* What to do *
Scan the lines below; pull out those with "equation".

Start of Data provided

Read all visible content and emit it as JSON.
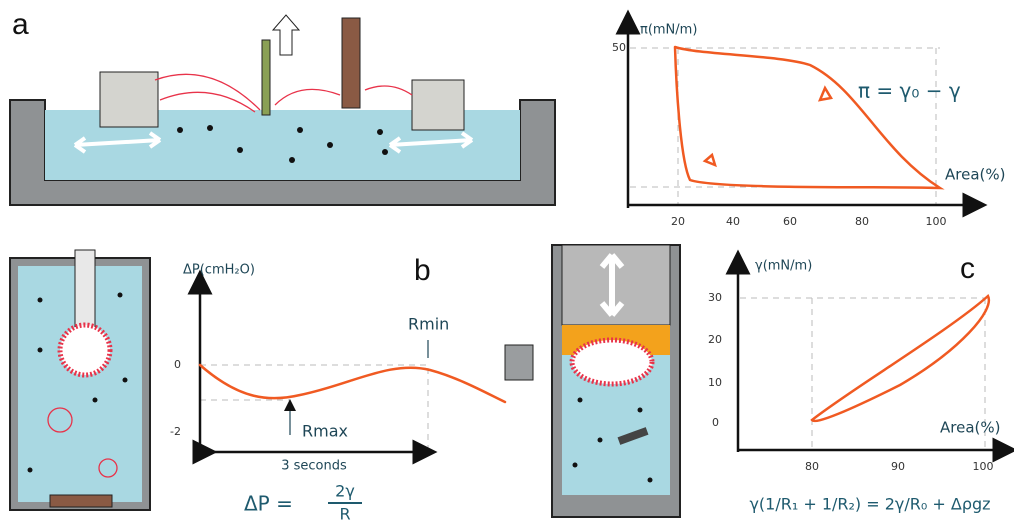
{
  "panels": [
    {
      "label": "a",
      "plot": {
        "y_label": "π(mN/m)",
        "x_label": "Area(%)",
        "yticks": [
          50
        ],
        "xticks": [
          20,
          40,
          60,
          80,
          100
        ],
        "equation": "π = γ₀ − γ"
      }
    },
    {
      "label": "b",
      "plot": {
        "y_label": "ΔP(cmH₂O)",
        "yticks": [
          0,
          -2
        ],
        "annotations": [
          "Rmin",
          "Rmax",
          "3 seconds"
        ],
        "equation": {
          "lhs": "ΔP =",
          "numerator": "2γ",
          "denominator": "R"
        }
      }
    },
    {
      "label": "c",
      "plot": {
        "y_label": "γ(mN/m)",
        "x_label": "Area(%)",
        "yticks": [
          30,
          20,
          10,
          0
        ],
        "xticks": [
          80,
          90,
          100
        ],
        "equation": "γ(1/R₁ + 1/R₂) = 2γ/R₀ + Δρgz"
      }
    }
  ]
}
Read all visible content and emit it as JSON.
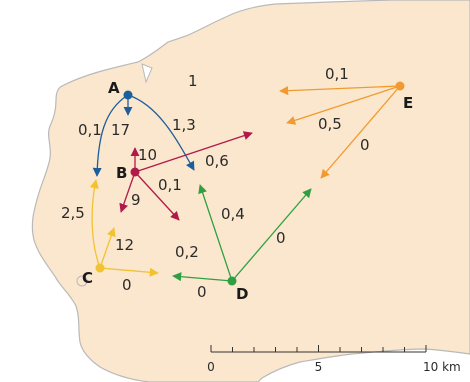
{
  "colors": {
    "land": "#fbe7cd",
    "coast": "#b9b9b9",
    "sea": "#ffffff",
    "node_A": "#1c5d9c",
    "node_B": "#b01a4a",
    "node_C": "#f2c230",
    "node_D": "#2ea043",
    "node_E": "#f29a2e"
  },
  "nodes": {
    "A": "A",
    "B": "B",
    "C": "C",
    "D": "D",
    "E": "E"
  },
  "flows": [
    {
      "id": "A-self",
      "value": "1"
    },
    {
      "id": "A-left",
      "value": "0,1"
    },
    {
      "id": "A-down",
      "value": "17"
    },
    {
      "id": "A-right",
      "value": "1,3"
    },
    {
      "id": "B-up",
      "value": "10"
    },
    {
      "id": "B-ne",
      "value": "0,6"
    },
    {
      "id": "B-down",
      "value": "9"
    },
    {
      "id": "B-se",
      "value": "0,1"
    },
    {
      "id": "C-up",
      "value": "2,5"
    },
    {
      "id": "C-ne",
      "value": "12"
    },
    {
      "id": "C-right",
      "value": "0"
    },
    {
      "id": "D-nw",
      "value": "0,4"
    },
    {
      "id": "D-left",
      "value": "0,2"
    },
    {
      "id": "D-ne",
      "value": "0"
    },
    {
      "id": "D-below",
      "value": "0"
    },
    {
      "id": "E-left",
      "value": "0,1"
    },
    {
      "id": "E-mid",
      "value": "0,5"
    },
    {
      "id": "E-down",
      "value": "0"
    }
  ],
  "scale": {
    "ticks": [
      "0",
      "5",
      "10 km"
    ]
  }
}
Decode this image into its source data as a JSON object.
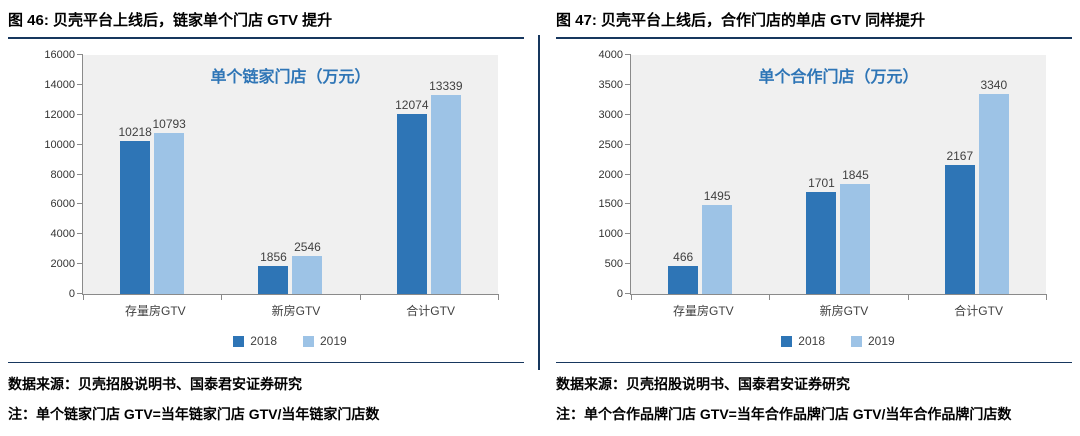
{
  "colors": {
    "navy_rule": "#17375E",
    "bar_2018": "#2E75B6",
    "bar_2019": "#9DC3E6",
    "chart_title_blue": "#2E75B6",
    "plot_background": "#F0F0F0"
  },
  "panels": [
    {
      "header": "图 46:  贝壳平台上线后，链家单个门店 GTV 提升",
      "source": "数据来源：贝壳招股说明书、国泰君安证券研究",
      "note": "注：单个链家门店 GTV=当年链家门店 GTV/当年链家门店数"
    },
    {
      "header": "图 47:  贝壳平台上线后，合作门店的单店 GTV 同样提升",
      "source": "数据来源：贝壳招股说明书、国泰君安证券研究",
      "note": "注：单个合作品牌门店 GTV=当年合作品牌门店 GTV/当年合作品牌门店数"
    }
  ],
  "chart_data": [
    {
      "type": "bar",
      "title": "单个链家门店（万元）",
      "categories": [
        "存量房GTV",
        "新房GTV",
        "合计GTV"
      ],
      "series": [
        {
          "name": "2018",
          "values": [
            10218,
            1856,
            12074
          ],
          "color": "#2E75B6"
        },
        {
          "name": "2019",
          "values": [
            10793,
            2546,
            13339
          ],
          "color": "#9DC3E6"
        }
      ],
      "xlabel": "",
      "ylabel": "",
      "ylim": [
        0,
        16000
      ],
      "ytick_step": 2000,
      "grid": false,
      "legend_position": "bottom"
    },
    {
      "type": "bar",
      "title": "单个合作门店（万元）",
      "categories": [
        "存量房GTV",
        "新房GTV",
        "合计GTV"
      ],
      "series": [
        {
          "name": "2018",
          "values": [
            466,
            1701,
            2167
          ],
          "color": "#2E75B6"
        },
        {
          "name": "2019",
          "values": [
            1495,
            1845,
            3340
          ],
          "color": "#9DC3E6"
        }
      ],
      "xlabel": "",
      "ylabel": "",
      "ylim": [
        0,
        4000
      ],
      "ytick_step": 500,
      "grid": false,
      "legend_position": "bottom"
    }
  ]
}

End of Data provided
Start of Data provided

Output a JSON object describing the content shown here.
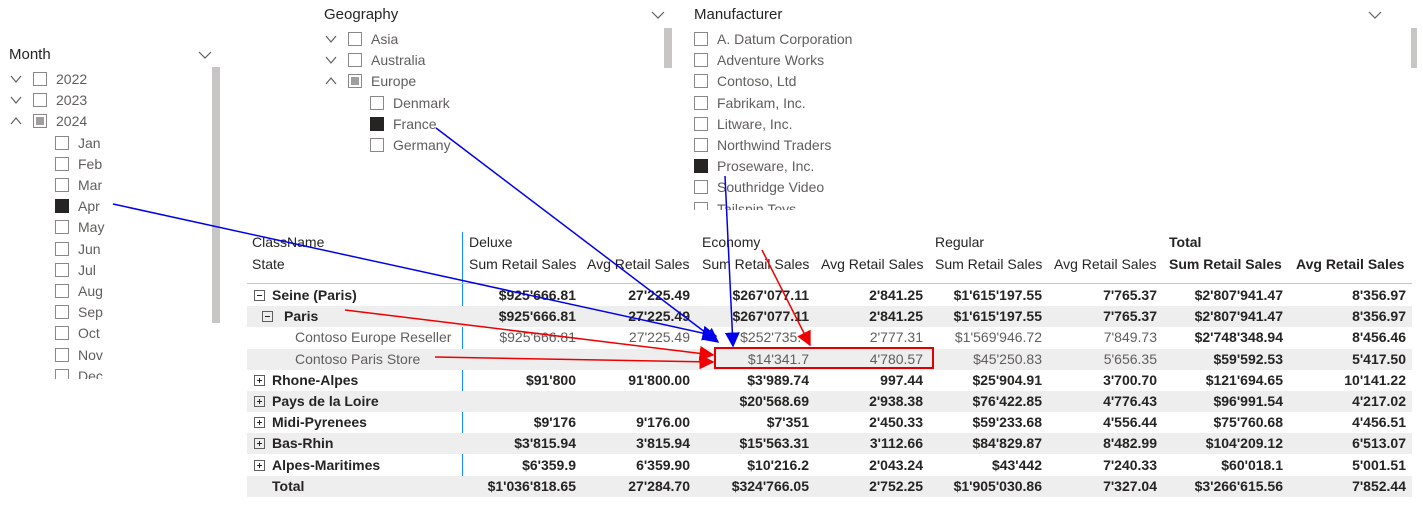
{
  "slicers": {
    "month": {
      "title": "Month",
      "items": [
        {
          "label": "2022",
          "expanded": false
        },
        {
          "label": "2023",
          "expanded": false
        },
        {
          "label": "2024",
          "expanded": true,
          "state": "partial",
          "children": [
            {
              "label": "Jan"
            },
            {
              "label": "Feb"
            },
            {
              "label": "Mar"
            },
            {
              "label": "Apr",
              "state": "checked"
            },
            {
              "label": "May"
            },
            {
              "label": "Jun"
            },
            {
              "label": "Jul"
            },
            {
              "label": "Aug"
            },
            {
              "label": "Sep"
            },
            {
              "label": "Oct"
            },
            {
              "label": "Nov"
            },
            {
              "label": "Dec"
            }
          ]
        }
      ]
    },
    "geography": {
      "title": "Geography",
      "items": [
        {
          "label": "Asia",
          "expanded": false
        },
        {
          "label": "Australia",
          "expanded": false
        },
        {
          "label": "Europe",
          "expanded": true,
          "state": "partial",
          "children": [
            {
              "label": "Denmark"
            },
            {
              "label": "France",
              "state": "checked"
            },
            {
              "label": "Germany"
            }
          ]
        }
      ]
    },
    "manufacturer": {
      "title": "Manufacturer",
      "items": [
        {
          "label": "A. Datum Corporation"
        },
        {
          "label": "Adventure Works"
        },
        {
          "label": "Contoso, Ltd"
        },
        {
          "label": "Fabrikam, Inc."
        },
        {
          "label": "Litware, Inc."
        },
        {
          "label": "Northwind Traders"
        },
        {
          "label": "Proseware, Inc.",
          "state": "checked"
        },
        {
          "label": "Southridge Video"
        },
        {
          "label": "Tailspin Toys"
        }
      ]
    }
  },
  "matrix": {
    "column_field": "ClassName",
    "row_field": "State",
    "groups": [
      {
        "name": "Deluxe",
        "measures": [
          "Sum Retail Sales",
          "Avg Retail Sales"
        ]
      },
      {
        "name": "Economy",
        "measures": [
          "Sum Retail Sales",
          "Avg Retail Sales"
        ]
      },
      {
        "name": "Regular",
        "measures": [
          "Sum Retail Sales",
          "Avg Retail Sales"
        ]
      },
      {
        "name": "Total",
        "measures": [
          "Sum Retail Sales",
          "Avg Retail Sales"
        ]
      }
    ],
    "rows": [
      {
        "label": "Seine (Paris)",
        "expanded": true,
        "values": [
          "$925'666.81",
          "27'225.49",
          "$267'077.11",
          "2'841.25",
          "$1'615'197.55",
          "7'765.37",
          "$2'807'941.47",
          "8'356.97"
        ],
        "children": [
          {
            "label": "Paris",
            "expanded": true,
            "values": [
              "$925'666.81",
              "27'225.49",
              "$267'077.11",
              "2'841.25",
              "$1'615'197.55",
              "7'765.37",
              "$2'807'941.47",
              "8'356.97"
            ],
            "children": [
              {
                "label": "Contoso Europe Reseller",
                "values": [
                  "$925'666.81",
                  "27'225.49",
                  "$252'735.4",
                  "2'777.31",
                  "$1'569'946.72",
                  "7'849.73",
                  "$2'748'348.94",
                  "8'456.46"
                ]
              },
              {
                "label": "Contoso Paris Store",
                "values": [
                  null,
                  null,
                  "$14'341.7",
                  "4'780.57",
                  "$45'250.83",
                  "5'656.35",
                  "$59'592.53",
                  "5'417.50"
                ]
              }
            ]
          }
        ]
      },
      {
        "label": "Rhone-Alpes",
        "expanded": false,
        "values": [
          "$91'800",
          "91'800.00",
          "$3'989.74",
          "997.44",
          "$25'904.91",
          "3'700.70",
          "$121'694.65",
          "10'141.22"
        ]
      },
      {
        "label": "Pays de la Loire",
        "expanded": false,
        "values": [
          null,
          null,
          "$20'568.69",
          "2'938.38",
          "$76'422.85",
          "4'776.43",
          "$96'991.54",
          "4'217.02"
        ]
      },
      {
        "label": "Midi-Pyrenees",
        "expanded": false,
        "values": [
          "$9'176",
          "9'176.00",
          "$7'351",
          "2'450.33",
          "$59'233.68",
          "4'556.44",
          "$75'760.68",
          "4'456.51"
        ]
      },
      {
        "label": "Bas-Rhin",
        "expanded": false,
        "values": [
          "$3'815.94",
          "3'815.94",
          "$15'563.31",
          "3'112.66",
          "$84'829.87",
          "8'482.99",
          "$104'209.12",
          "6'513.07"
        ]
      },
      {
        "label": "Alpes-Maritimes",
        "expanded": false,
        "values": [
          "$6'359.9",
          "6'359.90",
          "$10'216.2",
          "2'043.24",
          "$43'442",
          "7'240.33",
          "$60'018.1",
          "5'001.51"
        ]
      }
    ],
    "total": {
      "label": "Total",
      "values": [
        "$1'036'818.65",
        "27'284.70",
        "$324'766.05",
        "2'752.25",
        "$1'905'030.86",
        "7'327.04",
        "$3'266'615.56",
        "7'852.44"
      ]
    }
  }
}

End of Data provided

* Response *
        "equation": "π = γ₀ − γ"
        "equation": {
        "equation": "γ(1/R₁ + 1/R₂) = 2γ/R₀ + Δρgz"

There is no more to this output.